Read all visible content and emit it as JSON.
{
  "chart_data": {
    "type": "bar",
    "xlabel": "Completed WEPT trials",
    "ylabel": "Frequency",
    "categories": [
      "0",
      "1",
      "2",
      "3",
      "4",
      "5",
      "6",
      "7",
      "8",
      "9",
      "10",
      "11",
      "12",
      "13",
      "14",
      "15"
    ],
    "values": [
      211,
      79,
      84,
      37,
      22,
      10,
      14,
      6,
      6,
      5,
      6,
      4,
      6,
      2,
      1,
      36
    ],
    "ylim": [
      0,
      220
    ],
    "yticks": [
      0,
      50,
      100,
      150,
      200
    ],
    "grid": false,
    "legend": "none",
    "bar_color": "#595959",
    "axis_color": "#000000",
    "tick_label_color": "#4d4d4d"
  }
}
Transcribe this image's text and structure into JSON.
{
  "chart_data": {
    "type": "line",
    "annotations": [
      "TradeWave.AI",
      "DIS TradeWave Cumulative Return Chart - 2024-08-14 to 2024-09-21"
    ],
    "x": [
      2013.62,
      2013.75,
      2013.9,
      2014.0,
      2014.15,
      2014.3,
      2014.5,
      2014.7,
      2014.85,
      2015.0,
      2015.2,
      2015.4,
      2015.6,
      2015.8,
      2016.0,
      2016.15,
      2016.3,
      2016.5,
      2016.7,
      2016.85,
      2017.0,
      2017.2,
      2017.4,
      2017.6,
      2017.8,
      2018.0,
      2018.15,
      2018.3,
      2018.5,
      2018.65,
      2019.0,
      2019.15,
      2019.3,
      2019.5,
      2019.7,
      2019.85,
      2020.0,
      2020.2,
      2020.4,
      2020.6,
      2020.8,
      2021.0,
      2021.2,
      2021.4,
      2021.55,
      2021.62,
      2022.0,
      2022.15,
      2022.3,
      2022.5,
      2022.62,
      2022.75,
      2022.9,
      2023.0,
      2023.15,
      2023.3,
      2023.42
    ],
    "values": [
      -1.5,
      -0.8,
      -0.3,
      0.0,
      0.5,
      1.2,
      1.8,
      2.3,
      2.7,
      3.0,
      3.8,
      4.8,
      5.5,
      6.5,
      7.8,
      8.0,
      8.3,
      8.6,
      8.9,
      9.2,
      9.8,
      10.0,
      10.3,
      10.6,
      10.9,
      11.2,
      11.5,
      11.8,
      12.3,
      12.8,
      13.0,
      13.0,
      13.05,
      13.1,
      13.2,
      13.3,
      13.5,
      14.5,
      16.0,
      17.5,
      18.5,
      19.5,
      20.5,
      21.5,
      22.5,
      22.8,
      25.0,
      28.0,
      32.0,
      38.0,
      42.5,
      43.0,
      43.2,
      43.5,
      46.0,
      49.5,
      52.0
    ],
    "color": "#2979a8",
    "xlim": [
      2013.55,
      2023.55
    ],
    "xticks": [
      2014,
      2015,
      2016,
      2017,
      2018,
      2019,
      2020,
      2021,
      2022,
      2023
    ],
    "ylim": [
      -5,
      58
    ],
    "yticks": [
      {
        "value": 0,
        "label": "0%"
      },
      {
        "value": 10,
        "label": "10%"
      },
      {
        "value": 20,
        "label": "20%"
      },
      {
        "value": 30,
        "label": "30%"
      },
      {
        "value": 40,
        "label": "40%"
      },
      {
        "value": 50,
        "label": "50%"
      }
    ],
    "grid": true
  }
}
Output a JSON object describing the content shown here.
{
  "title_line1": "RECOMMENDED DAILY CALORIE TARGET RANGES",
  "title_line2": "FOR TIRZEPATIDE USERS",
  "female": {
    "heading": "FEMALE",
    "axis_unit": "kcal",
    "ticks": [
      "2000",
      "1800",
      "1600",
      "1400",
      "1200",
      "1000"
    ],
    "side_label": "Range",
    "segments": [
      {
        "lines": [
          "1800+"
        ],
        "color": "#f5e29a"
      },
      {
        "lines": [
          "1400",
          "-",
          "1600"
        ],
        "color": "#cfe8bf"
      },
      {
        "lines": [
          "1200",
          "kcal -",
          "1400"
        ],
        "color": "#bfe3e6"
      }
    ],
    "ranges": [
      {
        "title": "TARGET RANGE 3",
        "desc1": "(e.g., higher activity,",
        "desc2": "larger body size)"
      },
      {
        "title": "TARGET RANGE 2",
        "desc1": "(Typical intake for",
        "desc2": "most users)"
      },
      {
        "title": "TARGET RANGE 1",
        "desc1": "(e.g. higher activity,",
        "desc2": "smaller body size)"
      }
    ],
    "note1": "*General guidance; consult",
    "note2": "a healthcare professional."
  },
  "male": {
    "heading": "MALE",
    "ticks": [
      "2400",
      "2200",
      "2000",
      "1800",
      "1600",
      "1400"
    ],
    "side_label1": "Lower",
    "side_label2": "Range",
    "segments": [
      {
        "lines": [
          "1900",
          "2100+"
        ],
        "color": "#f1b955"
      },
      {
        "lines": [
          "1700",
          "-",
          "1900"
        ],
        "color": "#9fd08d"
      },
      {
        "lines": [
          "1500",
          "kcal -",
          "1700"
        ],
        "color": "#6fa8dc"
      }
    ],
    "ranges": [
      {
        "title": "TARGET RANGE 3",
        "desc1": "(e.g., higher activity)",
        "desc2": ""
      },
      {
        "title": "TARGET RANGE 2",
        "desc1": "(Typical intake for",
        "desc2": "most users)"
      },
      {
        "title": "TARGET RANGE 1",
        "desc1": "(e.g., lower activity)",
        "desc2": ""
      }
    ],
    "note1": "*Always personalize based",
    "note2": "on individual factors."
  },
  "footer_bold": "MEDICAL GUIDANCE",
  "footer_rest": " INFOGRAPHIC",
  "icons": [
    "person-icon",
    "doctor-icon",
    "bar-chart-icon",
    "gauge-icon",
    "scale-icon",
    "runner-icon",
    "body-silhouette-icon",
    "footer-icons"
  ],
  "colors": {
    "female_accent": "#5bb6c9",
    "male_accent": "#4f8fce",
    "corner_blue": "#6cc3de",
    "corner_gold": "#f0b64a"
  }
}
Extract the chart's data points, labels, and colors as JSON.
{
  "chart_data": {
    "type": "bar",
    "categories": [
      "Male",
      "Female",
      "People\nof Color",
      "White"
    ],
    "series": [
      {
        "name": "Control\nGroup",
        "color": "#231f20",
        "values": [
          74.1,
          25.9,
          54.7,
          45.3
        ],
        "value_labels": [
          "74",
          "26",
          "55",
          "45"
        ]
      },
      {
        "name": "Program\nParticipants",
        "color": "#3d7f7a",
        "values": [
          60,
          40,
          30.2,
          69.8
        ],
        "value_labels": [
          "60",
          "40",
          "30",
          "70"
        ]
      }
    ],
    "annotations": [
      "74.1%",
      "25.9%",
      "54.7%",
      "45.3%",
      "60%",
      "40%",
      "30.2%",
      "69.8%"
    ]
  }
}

★ ★ ★ ★

What to work on: Repeat, without change, each line of the data above from the one that contains "Extract the chart's" through the final line, counting both.

The result:
Extract the chart's data points, labels, and colors as JSON.
{
  "chart_data": {
    "type": "bar",
    "categories": [
      "Male",
      "Female",
      "People\nof Color",
      "White"
    ],
    "series": [
      {
        "name": "Control\nGroup",
        "color": "#231f20",
        "values": [
          74.1,
          25.9,
          54.7,
          45.3
        ],
        "value_labels": [
          "74",
          "26",
          "55",
          "45"
        ]
      },
      {
        "name": "Program\nParticipants",
        "color": "#3d7f7a",
        "values": [
          60,
          40,
          30.2,
          69.8
        ],
        "value_labels": [
          "60",
          "40",
          "30",
          "70"
        ]
      }
    ],
    "annotations": [
      "74.1%",
      "25.9%",
      "54.7%",
      "45.3%",
      "60%",
      "40%",
      "30.2%",
      "69.8%"
    ]
  }
}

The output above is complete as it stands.